(Exercise):
Look through the material below, count the lines containing the word "Agat", and state only the count.

(Dataset rows):
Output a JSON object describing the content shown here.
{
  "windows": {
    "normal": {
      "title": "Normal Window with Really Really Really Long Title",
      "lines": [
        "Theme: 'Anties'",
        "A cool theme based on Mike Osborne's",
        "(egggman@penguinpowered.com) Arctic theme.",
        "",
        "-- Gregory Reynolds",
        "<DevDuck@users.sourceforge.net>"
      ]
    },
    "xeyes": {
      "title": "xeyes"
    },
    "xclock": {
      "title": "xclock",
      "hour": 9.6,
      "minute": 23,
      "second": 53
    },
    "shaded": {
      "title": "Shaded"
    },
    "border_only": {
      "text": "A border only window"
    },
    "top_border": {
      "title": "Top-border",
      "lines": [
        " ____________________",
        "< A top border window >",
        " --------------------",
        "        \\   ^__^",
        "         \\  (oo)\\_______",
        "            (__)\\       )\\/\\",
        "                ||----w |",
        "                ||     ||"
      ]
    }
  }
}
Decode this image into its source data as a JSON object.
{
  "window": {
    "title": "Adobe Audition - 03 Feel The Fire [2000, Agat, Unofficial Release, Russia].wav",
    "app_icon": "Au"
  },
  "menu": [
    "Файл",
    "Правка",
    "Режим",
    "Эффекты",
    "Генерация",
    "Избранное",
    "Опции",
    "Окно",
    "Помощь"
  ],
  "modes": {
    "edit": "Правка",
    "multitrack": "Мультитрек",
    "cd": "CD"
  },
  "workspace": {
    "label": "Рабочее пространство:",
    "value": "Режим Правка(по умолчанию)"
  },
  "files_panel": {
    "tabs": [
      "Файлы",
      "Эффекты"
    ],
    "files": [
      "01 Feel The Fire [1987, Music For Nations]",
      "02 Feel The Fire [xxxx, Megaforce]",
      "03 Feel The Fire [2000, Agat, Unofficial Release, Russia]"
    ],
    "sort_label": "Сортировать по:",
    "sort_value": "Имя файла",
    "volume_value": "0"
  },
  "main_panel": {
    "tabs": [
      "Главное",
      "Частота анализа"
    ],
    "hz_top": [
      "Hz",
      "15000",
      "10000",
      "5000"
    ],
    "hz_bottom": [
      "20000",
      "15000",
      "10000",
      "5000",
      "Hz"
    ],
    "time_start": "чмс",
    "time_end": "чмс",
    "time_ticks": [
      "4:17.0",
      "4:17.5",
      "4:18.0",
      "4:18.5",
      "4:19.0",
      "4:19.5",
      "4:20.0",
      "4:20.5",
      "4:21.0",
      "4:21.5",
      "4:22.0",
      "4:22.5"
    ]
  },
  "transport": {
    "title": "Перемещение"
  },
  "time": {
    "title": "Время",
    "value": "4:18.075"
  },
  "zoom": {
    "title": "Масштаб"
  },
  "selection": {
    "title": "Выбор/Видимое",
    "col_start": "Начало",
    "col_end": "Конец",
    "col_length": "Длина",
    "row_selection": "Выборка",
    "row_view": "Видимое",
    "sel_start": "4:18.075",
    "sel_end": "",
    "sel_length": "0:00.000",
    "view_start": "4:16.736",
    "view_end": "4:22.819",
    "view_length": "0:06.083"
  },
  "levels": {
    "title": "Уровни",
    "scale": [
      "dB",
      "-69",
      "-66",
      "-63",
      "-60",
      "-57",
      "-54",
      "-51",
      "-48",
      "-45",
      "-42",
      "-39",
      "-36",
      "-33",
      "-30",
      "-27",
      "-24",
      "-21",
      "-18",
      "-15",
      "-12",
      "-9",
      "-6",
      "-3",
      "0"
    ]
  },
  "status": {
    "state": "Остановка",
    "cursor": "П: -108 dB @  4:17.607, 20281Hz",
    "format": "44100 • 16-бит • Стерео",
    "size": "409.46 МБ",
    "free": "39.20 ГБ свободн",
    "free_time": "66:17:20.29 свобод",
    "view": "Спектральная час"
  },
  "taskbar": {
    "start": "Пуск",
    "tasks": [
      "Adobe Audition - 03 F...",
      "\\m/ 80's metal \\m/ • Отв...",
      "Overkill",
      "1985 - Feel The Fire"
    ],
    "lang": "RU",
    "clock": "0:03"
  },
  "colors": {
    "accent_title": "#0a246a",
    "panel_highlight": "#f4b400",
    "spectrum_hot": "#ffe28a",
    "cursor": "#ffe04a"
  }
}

(Output of the task):
2